Task statement » Each line containing the word "Lancashire" should be found and copied.

Data section »
"""

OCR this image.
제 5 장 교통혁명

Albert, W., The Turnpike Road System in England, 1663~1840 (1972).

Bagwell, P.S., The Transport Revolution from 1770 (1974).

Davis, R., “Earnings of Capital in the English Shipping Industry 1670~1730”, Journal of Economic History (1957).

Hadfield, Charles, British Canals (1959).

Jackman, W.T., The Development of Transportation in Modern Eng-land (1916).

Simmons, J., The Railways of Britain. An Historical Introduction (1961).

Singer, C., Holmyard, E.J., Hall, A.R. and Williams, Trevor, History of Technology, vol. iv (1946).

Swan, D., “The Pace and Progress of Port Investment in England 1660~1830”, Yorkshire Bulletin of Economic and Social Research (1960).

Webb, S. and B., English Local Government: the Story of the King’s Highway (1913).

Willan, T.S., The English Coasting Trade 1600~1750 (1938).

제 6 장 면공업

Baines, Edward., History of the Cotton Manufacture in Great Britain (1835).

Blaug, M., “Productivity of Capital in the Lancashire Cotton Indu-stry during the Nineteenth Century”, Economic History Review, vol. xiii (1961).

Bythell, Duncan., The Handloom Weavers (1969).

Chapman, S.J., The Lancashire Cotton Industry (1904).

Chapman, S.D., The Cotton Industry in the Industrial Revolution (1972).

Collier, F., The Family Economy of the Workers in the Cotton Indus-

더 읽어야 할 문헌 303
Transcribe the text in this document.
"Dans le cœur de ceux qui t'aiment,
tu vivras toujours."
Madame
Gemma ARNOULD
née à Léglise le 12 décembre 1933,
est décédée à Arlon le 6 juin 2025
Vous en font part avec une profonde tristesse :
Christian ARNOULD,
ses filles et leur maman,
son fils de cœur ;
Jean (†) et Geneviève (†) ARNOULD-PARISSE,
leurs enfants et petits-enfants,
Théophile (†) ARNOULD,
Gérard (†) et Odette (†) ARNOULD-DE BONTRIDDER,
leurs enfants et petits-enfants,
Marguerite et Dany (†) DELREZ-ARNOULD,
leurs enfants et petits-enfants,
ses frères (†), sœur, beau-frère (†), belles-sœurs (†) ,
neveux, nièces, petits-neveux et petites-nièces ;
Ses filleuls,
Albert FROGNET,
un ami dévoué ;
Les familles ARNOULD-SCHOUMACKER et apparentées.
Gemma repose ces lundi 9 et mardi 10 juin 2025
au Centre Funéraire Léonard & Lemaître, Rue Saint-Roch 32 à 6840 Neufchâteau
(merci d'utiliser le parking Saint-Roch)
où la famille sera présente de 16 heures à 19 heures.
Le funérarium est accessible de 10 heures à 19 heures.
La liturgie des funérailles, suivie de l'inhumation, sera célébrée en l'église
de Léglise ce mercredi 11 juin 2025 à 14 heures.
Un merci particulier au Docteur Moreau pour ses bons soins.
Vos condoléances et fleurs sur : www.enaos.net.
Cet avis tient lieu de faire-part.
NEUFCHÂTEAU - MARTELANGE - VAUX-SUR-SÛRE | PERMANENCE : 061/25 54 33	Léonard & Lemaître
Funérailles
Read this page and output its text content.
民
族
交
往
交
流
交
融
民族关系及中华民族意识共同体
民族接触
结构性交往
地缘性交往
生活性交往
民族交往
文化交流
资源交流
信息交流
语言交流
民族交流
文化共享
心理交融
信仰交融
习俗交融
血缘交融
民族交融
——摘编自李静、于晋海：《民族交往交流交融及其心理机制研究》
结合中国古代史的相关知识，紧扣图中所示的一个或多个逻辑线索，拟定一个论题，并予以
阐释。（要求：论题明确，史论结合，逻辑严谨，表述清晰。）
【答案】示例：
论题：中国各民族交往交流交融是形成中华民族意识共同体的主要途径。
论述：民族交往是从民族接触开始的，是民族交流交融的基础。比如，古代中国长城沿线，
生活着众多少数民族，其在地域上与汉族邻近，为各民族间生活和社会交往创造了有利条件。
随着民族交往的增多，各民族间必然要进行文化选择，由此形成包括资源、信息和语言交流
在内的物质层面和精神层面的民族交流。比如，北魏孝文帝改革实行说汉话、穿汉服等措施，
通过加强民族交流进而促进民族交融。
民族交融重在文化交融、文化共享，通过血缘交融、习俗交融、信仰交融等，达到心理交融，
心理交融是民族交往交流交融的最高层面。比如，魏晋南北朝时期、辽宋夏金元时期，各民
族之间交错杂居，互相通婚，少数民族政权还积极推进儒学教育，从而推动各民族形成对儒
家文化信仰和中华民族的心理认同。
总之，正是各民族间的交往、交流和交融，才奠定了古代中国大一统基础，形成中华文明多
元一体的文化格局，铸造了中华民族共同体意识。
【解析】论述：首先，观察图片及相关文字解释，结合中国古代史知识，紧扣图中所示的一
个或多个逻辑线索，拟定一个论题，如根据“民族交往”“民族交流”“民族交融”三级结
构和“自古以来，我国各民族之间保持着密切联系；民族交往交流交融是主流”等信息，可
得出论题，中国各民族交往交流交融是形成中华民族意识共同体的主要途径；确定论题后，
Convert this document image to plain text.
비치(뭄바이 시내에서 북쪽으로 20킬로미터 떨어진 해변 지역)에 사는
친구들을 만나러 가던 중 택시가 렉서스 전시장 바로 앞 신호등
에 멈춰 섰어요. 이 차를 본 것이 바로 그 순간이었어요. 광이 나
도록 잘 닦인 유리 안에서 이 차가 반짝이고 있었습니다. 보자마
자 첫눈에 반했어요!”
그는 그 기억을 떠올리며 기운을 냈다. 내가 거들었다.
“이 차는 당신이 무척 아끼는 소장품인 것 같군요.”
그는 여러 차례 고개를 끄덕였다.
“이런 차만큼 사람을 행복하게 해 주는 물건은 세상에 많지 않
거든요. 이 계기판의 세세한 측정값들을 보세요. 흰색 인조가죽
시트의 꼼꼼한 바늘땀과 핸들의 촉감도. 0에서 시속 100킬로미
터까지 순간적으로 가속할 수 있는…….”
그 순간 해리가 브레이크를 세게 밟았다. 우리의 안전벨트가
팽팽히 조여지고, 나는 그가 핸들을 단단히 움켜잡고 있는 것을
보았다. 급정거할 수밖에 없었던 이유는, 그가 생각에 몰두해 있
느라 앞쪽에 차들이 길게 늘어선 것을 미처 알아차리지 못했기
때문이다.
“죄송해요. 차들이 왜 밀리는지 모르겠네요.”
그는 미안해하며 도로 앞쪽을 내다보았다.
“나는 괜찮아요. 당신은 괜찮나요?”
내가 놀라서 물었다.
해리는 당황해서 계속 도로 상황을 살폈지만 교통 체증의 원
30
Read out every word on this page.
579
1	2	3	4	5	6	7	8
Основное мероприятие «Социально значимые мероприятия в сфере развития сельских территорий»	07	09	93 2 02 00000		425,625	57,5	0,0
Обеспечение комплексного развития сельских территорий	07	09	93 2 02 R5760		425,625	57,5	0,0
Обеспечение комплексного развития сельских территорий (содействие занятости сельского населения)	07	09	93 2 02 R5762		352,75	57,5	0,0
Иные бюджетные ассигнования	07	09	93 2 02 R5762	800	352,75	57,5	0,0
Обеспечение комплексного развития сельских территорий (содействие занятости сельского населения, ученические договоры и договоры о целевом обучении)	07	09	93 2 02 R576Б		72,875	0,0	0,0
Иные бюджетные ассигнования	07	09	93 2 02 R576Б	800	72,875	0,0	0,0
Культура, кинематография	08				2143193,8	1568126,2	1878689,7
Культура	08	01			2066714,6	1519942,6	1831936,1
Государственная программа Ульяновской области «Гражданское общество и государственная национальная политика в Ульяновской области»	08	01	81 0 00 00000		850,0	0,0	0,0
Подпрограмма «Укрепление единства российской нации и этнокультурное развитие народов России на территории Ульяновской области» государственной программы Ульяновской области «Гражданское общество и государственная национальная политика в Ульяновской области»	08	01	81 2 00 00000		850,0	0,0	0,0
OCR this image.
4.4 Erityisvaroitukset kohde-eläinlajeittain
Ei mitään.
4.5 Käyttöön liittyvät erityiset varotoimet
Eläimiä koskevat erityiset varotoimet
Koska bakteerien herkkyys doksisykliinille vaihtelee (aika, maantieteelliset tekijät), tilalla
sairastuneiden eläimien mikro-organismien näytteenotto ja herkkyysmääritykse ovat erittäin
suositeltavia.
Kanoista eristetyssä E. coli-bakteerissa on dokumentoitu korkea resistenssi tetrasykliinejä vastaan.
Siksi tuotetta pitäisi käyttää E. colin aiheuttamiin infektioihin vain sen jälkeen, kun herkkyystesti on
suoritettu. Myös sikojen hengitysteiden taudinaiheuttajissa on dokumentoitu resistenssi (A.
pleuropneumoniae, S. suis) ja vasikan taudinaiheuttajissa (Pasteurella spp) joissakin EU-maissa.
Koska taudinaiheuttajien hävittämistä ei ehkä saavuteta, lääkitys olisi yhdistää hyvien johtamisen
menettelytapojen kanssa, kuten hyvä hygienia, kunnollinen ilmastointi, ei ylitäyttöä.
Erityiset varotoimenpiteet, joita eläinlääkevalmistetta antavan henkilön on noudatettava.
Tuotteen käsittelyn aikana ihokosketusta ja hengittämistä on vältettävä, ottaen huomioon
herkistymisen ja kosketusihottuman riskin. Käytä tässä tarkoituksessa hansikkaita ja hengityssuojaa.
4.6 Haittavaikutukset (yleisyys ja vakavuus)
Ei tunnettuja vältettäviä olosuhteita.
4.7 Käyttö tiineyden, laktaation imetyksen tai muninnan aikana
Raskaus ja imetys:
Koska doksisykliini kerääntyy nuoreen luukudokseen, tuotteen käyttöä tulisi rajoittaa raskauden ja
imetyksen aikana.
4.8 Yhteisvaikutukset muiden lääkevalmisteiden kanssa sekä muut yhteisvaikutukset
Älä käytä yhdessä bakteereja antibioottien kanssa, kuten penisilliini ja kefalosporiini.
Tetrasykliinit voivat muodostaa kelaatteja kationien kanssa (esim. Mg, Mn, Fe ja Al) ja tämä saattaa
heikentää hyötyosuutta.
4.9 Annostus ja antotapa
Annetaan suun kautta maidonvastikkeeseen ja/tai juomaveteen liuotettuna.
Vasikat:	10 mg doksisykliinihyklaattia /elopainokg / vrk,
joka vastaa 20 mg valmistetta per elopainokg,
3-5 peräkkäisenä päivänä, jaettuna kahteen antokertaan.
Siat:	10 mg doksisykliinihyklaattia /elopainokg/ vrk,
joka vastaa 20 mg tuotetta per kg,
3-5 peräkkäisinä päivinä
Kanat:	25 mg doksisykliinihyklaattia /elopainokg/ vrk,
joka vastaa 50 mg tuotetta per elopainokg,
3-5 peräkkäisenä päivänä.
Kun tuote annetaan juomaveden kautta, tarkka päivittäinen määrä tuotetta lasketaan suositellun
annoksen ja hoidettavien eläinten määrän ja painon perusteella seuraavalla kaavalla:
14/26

"""

Solution below »
Blaug, M., “Productivity of Capital in the Lancashire Cotton Indu-stry during the Nineteenth Century”, Economic History Review, vol. xiii (1961).
Chapman, S.J., The Lancashire Cotton Industry (1904).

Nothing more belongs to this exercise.